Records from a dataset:
################

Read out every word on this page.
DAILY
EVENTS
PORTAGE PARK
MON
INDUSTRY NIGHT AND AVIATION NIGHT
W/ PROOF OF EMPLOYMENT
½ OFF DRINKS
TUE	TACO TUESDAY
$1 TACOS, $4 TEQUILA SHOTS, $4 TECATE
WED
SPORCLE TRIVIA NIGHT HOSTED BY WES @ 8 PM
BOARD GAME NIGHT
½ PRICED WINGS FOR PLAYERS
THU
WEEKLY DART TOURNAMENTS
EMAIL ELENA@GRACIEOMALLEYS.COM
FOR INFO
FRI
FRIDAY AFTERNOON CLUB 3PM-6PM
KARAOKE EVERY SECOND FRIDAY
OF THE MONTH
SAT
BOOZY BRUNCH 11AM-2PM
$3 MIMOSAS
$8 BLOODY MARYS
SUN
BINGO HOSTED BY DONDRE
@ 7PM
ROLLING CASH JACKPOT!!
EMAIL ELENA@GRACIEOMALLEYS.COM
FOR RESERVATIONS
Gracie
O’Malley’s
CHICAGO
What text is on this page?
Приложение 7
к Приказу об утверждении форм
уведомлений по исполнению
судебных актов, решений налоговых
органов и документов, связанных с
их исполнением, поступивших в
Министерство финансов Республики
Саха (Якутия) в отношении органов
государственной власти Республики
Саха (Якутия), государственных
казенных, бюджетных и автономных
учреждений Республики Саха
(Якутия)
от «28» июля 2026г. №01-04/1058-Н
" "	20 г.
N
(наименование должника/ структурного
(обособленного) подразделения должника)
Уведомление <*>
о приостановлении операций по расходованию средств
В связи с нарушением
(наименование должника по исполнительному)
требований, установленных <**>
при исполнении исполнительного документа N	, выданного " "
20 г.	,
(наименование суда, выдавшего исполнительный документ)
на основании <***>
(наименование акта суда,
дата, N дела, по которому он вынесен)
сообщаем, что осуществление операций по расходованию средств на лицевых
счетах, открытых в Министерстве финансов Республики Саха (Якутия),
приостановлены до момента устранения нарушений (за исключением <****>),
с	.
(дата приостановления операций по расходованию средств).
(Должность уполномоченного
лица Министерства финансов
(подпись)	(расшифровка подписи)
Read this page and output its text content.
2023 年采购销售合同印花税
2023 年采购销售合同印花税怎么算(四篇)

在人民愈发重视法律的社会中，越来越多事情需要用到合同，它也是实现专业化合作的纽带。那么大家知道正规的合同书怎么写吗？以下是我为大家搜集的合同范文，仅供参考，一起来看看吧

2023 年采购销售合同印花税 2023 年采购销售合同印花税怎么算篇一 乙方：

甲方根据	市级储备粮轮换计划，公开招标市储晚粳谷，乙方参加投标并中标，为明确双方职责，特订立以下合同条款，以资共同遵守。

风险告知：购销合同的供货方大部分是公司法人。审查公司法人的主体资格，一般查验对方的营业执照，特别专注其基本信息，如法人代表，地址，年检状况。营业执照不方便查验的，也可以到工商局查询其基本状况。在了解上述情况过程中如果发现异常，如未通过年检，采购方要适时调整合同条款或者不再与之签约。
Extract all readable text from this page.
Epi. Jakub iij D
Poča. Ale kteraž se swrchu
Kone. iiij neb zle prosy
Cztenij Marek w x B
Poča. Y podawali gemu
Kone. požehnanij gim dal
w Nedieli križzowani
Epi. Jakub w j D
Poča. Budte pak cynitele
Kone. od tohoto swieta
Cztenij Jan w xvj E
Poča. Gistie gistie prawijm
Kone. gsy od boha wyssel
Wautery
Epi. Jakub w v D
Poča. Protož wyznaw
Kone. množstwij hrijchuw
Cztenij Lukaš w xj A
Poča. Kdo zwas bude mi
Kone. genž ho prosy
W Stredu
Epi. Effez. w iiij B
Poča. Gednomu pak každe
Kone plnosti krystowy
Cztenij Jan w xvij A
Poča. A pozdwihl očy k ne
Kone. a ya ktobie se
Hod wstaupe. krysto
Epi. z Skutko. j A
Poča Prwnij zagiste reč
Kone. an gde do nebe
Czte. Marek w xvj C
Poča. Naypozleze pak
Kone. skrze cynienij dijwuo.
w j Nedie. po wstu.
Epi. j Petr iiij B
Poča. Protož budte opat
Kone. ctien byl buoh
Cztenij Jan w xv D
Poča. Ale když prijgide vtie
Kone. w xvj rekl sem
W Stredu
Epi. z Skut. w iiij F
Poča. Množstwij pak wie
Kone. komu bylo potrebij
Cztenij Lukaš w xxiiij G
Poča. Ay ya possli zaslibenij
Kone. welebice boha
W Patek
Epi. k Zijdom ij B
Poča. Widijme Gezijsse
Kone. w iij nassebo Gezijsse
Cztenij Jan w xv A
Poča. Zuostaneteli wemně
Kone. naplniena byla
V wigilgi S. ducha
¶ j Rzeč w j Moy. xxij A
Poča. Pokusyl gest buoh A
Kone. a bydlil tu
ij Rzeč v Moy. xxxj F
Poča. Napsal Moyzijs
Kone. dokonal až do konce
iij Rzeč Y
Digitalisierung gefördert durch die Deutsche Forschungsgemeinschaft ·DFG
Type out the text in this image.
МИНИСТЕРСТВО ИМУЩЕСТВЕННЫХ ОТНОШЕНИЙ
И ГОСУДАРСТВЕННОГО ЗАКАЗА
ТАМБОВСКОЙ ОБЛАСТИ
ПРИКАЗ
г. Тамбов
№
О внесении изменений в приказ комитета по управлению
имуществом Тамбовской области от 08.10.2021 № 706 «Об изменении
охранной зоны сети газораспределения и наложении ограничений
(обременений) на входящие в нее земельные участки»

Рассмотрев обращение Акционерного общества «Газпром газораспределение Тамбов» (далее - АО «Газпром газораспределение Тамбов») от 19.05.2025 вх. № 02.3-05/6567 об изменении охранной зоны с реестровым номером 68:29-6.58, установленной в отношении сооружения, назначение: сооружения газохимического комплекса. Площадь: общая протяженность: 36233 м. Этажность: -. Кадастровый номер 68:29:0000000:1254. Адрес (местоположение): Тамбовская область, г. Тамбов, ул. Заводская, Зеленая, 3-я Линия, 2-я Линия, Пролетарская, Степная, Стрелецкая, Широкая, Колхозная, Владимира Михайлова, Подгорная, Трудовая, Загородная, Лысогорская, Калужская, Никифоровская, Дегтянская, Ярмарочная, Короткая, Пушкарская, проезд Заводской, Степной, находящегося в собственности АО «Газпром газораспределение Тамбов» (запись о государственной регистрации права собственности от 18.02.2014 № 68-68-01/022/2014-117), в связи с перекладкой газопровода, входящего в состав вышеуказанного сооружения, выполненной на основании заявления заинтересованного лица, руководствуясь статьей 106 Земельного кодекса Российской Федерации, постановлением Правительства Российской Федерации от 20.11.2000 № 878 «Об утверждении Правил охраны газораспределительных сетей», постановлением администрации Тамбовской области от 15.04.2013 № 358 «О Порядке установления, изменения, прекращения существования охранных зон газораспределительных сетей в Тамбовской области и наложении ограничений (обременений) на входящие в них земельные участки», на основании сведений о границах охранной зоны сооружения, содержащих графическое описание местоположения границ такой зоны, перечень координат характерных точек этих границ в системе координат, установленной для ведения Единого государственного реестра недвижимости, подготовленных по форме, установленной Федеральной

################

### Problem
Print the whole listing again, exactly.

### Output below
Read out every word on this page.
DAILY
EVENTS
PORTAGE PARK
MON
INDUSTRY NIGHT AND AVIATION NIGHT
W/ PROOF OF EMPLOYMENT
½ OFF DRINKS
TUE	TACO TUESDAY
$1 TACOS, $4 TEQUILA SHOTS, $4 TECATE
WED
SPORCLE TRIVIA NIGHT HOSTED BY WES @ 8 PM
BOARD GAME NIGHT
½ PRICED WINGS FOR PLAYERS
THU
WEEKLY DART TOURNAMENTS
EMAIL ELENA@GRACIEOMALLEYS.COM
FOR INFO
FRI
FRIDAY AFTERNOON CLUB 3PM-6PM
KARAOKE EVERY SECOND FRIDAY
OF THE MONTH
SAT
BOOZY BRUNCH 11AM-2PM
$3 MIMOSAS
$8 BLOODY MARYS
SUN
BINGO HOSTED BY DONDRE
@ 7PM
ROLLING CASH JACKPOT!!
EMAIL ELENA@GRACIEOMALLEYS.COM
FOR RESERVATIONS
Gracie
O’Malley’s
CHICAGO
What text is on this page?
Приложение 7
к Приказу об утверждении форм
уведомлений по исполнению
судебных актов, решений налоговых
органов и документов, связанных с
их исполнением, поступивших в
Министерство финансов Республики
Саха (Якутия) в отношении органов
государственной власти Республики
Саха (Якутия), государственных
казенных, бюджетных и автономных
учреждений Республики Саха
(Якутия)
от «28» июля 2026г. №01-04/1058-Н
" "	20 г.
N
(наименование должника/ структурного
(обособленного) подразделения должника)
Уведомление <*>
о приостановлении операций по расходованию средств
В связи с нарушением
(наименование должника по исполнительному)
требований, установленных <**>
при исполнении исполнительного документа N	, выданного " "
20 г.	,
(наименование суда, выдавшего исполнительный документ)
на основании <***>
(наименование акта суда,
дата, N дела, по которому он вынесен)
сообщаем, что осуществление операций по расходованию средств на лицевых
счетах, открытых в Министерстве финансов Республики Саха (Якутия),
приостановлены до момента устранения нарушений (за исключением <****>),
с	.
(дата приостановления операций по расходованию средств).
(Должность уполномоченного
лица Министерства финансов
(подпись)	(расшифровка подписи)
Read this page and output its text content.
2023 年采购销售合同印花税
2023 年采购销售合同印花税怎么算(四篇)

在人民愈发重视法律的社会中，越来越多事情需要用到合同，它也是实现专业化合作的纽带。那么大家知道正规的合同书怎么写吗？以下是我为大家搜集的合同范文，仅供参考，一起来看看吧

2023 年采购销售合同印花税 2023 年采购销售合同印花税怎么算篇一 乙方：

甲方根据	市级储备粮轮换计划，公开招标市储晚粳谷，乙方参加投标并中标，为明确双方职责，特订立以下合同条款，以资共同遵守。

风险告知：购销合同的供货方大部分是公司法人。审查公司法人的主体资格，一般查验对方的营业执照，特别专注其基本信息，如法人代表，地址，年检状况。营业执照不方便查验的，也可以到工商局查询其基本状况。在了解上述情况过程中如果发现异常，如未通过年检，采购方要适时调整合同条款或者不再与之签约。
Extract all readable text from this page.
Epi. Jakub iij D
Poča. Ale kteraž se swrchu
Kone. iiij neb zle prosy
Cztenij Marek w x B
Poča. Y podawali gemu
Kone. požehnanij gim dal
w Nedieli križzowani
Epi. Jakub w j D
Poča. Budte pak cynitele
Kone. od tohoto swieta
Cztenij Jan w xvj E
Poča. Gistie gistie prawijm
Kone. gsy od boha wyssel
Wautery
Epi. Jakub w v D
Poča. Protož wyznaw
Kone. množstwij hrijchuw
Cztenij Lukaš w xj A
Poča. Kdo zwas bude mi
Kone. genž ho prosy
W Stredu
Epi. Effez. w iiij B
Poča. Gednomu pak každe
Kone plnosti krystowy
Cztenij Jan w xvij A
Poča. A pozdwihl očy k ne
Kone. a ya ktobie se
Hod wstaupe. krysto
Epi. z Skutko. j A
Poča Prwnij zagiste reč
Kone. an gde do nebe
Czte. Marek w xvj C
Poča. Naypozleze pak
Kone. skrze cynienij dijwuo.
w j Nedie. po wstu.
Epi. j Petr iiij B
Poča. Protož budte opat
Kone. ctien byl buoh
Cztenij Jan w xv D
Poča. Ale když prijgide vtie
Kone. w xvj rekl sem
W Stredu
Epi. z Skut. w iiij F
Poča. Množstwij pak wie
Kone. komu bylo potrebij
Cztenij Lukaš w xxiiij G
Poča. Ay ya possli zaslibenij
Kone. welebice boha
W Patek
Epi. k Zijdom ij B
Poča. Widijme Gezijsse
Kone. w iij nassebo Gezijsse
Cztenij Jan w xv A
Poča. Zuostaneteli wemně
Kone. naplniena byla
V wigilgi S. ducha
¶ j Rzeč w j Moy. xxij A
Poča. Pokusyl gest buoh A
Kone. a bydlil tu
ij Rzeč v Moy. xxxj F
Poča. Napsal Moyzijs
Kone. dokonal až do konce
iij Rzeč Y
Digitalisierung gefördert durch die Deutsche Forschungsgemeinschaft ·DFG
Type out the text in this image.
МИНИСТЕРСТВО ИМУЩЕСТВЕННЫХ ОТНОШЕНИЙ
И ГОСУДАРСТВЕННОГО ЗАКАЗА
ТАМБОВСКОЙ ОБЛАСТИ
ПРИКАЗ
г. Тамбов
№
О внесении изменений в приказ комитета по управлению
имуществом Тамбовской области от 08.10.2021 № 706 «Об изменении
охранной зоны сети газораспределения и наложении ограничений
(обременений) на входящие в нее земельные участки»

Рассмотрев обращение Акционерного общества «Газпром газораспределение Тамбов» (далее - АО «Газпром газораспределение Тамбов») от 19.05.2025 вх. № 02.3-05/6567 об изменении охранной зоны с реестровым номером 68:29-6.58, установленной в отношении сооружения, назначение: сооружения газохимического комплекса. Площадь: общая протяженность: 36233 м. Этажность: -. Кадастровый номер 68:29:0000000:1254. Адрес (местоположение): Тамбовская область, г. Тамбов, ул. Заводская, Зеленая, 3-я Линия, 2-я Линия, Пролетарская, Степная, Стрелецкая, Широкая, Колхозная, Владимира Михайлова, Подгорная, Трудовая, Загородная, Лысогорская, Калужская, Никифоровская, Дегтянская, Ярмарочная, Короткая, Пушкарская, проезд Заводской, Степной, находящегося в собственности АО «Газпром газораспределение Тамбов» (запись о государственной регистрации права собственности от 18.02.2014 № 68-68-01/022/2014-117), в связи с перекладкой газопровода, входящего в состав вышеуказанного сооружения, выполненной на основании заявления заинтересованного лица, руководствуясь статьей 106 Земельного кодекса Российской Федерации, постановлением Правительства Российской Федерации от 20.11.2000 № 878 «Об утверждении Правил охраны газораспределительных сетей», постановлением администрации Тамбовской области от 15.04.2013 № 358 «О Порядке установления, изменения, прекращения существования охранных зон газораспределительных сетей в Тамбовской области и наложении ограничений (обременений) на входящие в них земельные участки», на основании сведений о границах охранной зоны сооружения, содержащих графическое описание местоположения границ такой зоны, перечень координат характерных точек этих границ в системе координат, установленной для ведения Единого государственного реестра недвижимости, подготовленных по форме, установленной Федеральной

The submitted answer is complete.